- What to do
Rewrite the data below, putting "row-label" wherever "row-header" occurs and leaving every other character untouched.

-------- Records shown

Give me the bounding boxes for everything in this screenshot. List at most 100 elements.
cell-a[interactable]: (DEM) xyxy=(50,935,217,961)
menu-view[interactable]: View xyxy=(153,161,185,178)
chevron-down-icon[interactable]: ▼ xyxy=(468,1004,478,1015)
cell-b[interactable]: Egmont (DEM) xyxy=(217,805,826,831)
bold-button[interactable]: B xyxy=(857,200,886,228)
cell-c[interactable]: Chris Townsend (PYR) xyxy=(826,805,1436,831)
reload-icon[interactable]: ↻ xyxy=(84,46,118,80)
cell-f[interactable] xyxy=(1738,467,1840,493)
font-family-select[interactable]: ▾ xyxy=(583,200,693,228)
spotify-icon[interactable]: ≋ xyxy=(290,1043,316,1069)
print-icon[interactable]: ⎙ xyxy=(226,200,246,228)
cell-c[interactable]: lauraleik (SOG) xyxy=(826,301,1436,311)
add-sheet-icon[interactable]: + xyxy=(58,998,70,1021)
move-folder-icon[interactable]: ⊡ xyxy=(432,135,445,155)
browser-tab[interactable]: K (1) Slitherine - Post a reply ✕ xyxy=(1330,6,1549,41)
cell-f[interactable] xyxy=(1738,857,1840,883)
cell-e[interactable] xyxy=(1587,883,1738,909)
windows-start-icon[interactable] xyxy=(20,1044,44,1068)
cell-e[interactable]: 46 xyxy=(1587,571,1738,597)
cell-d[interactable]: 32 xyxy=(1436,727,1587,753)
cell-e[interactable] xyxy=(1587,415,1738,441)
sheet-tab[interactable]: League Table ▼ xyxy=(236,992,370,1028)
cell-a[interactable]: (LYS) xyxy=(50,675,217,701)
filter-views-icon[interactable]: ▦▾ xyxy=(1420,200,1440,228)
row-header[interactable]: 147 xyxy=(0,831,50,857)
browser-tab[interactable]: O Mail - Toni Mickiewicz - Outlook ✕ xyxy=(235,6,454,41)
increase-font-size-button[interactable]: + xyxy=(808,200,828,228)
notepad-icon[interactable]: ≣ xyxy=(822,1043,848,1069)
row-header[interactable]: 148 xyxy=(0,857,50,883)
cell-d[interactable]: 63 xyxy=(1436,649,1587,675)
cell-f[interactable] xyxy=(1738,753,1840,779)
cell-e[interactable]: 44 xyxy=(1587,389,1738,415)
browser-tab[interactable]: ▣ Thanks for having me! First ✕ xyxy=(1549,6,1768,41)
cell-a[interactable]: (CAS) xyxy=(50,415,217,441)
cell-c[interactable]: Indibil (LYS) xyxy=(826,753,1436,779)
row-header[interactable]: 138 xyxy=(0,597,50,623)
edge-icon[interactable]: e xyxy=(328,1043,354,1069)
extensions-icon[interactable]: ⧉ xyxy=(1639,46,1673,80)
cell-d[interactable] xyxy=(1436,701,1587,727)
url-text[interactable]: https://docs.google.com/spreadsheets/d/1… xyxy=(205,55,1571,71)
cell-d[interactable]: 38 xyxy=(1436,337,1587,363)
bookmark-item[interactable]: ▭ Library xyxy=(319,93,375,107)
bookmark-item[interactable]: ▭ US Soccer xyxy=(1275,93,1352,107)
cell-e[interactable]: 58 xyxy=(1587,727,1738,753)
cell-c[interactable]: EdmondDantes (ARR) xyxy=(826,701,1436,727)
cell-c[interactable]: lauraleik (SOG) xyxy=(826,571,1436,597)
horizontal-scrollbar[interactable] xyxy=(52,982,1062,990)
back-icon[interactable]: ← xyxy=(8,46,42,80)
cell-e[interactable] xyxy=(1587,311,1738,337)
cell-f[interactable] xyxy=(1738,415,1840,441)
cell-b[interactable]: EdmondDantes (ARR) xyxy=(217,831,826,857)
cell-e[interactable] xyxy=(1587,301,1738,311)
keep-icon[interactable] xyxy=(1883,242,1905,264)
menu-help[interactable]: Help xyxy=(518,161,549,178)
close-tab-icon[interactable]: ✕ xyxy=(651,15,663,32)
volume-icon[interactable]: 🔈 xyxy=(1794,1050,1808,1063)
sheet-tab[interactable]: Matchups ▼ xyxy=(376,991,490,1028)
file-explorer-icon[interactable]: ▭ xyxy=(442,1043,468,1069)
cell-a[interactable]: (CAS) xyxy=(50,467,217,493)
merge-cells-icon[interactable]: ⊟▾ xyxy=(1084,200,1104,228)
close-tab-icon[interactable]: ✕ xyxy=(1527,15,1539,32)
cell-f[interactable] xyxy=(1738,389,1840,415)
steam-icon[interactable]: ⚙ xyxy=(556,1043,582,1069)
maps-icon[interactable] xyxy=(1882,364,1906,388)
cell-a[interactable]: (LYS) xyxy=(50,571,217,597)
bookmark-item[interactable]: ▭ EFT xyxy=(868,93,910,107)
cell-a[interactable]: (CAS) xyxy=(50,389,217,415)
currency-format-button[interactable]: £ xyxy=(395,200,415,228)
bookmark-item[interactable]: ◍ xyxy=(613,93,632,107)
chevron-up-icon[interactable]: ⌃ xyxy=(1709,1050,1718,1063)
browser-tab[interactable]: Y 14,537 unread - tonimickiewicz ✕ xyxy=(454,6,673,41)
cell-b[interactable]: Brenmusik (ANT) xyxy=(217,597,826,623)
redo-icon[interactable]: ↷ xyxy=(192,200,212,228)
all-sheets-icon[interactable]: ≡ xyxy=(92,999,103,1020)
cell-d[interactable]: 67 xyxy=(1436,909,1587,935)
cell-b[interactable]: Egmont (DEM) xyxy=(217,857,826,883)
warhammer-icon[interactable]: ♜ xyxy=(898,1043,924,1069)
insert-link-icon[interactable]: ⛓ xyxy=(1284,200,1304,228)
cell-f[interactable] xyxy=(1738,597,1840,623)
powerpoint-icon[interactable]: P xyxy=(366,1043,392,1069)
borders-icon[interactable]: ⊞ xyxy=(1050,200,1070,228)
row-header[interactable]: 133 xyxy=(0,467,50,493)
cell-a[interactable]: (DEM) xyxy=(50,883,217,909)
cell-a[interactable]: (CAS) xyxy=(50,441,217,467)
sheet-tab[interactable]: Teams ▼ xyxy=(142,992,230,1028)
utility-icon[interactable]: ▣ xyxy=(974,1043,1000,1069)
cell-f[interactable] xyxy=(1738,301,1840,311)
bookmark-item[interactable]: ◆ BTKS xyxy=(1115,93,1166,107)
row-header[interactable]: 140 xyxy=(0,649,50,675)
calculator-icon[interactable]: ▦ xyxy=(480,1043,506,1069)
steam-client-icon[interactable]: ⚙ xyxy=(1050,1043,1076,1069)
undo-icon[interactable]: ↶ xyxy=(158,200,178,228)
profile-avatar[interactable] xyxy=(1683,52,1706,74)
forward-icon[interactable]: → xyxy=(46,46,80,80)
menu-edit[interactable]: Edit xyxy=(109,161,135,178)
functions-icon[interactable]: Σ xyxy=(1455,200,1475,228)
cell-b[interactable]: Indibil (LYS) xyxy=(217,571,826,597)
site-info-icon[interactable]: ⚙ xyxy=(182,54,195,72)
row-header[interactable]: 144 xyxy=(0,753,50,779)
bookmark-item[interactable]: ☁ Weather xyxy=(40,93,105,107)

----------------

- Finished answer
Give me the bounding boxes for everything in this screenshot. List at most 100 elements.
cell-a[interactable]: (DEM) xyxy=(50,935,217,961)
menu-view[interactable]: View xyxy=(153,161,185,178)
chevron-down-icon[interactable]: ▼ xyxy=(468,1004,478,1015)
cell-b[interactable]: Egmont (DEM) xyxy=(217,805,826,831)
bold-button[interactable]: B xyxy=(857,200,886,228)
cell-c[interactable]: Chris Townsend (PYR) xyxy=(826,805,1436,831)
reload-icon[interactable]: ↻ xyxy=(84,46,118,80)
cell-f[interactable] xyxy=(1738,467,1840,493)
font-family-select[interactable]: ▾ xyxy=(583,200,693,228)
spotify-icon[interactable]: ≋ xyxy=(290,1043,316,1069)
print-icon[interactable]: ⎙ xyxy=(226,200,246,228)
cell-c[interactable]: lauraleik (SOG) xyxy=(826,301,1436,311)
add-sheet-icon[interactable]: + xyxy=(58,998,70,1021)
move-folder-icon[interactable]: ⊡ xyxy=(432,135,445,155)
browser-tab[interactable]: K (1) Slitherine - Post a reply ✕ xyxy=(1330,6,1549,41)
cell-f[interactable] xyxy=(1738,857,1840,883)
cell-e[interactable] xyxy=(1587,883,1738,909)
windows-start-icon[interactable] xyxy=(20,1044,44,1068)
cell-e[interactable]: 46 xyxy=(1587,571,1738,597)
cell-d[interactable]: 32 xyxy=(1436,727,1587,753)
cell-e[interactable] xyxy=(1587,415,1738,441)
sheet-tab[interactable]: League Table ▼ xyxy=(236,992,370,1028)
cell-a[interactable]: (LYS) xyxy=(50,675,217,701)
filter-views-icon[interactable]: ▦▾ xyxy=(1420,200,1440,228)
row-label[interactable]: 147 xyxy=(0,831,50,857)
browser-tab[interactable]: O Mail - Toni Mickiewicz - Outlook ✕ xyxy=(235,6,454,41)
increase-font-size-button[interactable]: + xyxy=(808,200,828,228)
notepad-icon[interactable]: ≣ xyxy=(822,1043,848,1069)
row-label[interactable]: 148 xyxy=(0,857,50,883)
cell-d[interactable]: 63 xyxy=(1436,649,1587,675)
cell-f[interactable] xyxy=(1738,753,1840,779)
cell-e[interactable]: 44 xyxy=(1587,389,1738,415)
browser-tab[interactable]: ▣ Thanks for having me! First ✕ xyxy=(1549,6,1768,41)
cell-a[interactable]: (CAS) xyxy=(50,415,217,441)
cell-c[interactable]: Indibil (LYS) xyxy=(826,753,1436,779)
row-label[interactable]: 138 xyxy=(0,597,50,623)
edge-icon[interactable]: e xyxy=(328,1043,354,1069)
extensions-icon[interactable]: ⧉ xyxy=(1639,46,1673,80)
cell-d[interactable] xyxy=(1436,701,1587,727)
url-text[interactable]: https://docs.google.com/spreadsheets/d/1… xyxy=(205,55,1571,71)
cell-d[interactable]: 38 xyxy=(1436,337,1587,363)
bookmark-item[interactable]: ▭ Library xyxy=(319,93,375,107)
bookmark-item[interactable]: ▭ US Soccer xyxy=(1275,93,1352,107)
cell-e[interactable]: 58 xyxy=(1587,727,1738,753)
cell-c[interactable]: EdmondDantes (ARR) xyxy=(826,701,1436,727)
cell-c[interactable]: lauraleik (SOG) xyxy=(826,571,1436,597)
horizontal-scrollbar[interactable] xyxy=(52,982,1062,990)
back-icon[interactable]: ← xyxy=(8,46,42,80)
cell-e[interactable] xyxy=(1587,311,1738,337)
cell-f[interactable] xyxy=(1738,415,1840,441)
cell-b[interactable]: EdmondDantes (ARR) xyxy=(217,831,826,857)
cell-e[interactable] xyxy=(1587,301,1738,311)
keep-icon[interactable] xyxy=(1883,242,1905,264)
menu-help[interactable]: Help xyxy=(518,161,549,178)
close-tab-icon[interactable]: ✕ xyxy=(651,15,663,32)
volume-icon[interactable]: 🔈 xyxy=(1794,1050,1808,1063)
sheet-tab[interactable]: Matchups ▼ xyxy=(376,991,490,1028)
file-explorer-icon[interactable]: ▭ xyxy=(442,1043,468,1069)
cell-a[interactable]: (CAS) xyxy=(50,467,217,493)
merge-cells-icon[interactable]: ⊟▾ xyxy=(1084,200,1104,228)
close-tab-icon[interactable]: ✕ xyxy=(1527,15,1539,32)
cell-f[interactable] xyxy=(1738,389,1840,415)
steam-icon[interactable]: ⚙ xyxy=(556,1043,582,1069)
maps-icon[interactable] xyxy=(1882,364,1906,388)
cell-a[interactable]: (LYS) xyxy=(50,571,217,597)
bookmark-item[interactable]: ▭ EFT xyxy=(868,93,910,107)
cell-a[interactable]: (CAS) xyxy=(50,389,217,415)
currency-format-button[interactable]: £ xyxy=(395,200,415,228)
bookmark-item[interactable]: ◍ xyxy=(613,93,632,107)
chevron-up-icon[interactable]: ⌃ xyxy=(1709,1050,1718,1063)
browser-tab[interactable]: Y 14,537 unread - tonimickiewicz ✕ xyxy=(454,6,673,41)
cell-b[interactable]: Brenmusik (ANT) xyxy=(217,597,826,623)
redo-icon[interactable]: ↷ xyxy=(192,200,212,228)
all-sheets-icon[interactable]: ≡ xyxy=(92,999,103,1020)
cell-d[interactable]: 67 xyxy=(1436,909,1587,935)
cell-b[interactable]: Egmont (DEM) xyxy=(217,857,826,883)
warhammer-icon[interactable]: ♜ xyxy=(898,1043,924,1069)
insert-link-icon[interactable]: ⛓ xyxy=(1284,200,1304,228)
cell-f[interactable] xyxy=(1738,597,1840,623)
powerpoint-icon[interactable]: P xyxy=(366,1043,392,1069)
borders-icon[interactable]: ⊞ xyxy=(1050,200,1070,228)
row-label[interactable]: 133 xyxy=(0,467,50,493)
cell-a[interactable]: (DEM) xyxy=(50,883,217,909)
cell-a[interactable]: (CAS) xyxy=(50,441,217,467)
sheet-tab[interactable]: Teams ▼ xyxy=(142,992,230,1028)
utility-icon[interactable]: ▣ xyxy=(974,1043,1000,1069)
cell-f[interactable] xyxy=(1738,301,1840,311)
bookmark-item[interactable]: ◆ BTKS xyxy=(1115,93,1166,107)
row-label[interactable]: 140 xyxy=(0,649,50,675)
calculator-icon[interactable]: ▦ xyxy=(480,1043,506,1069)
steam-client-icon[interactable]: ⚙ xyxy=(1050,1043,1076,1069)
undo-icon[interactable]: ↶ xyxy=(158,200,178,228)
profile-avatar[interactable] xyxy=(1683,52,1706,74)
forward-icon[interactable]: → xyxy=(46,46,80,80)
menu-edit[interactable]: Edit xyxy=(109,161,135,178)
functions-icon[interactable]: Σ xyxy=(1455,200,1475,228)
cell-b[interactable]: Indibil (LYS) xyxy=(217,571,826,597)
site-info-icon[interactable]: ⚙ xyxy=(182,54,195,72)
row-label[interactable]: 144 xyxy=(0,753,50,779)
bookmark-item[interactable]: ☁ Weather xyxy=(40,93,105,107)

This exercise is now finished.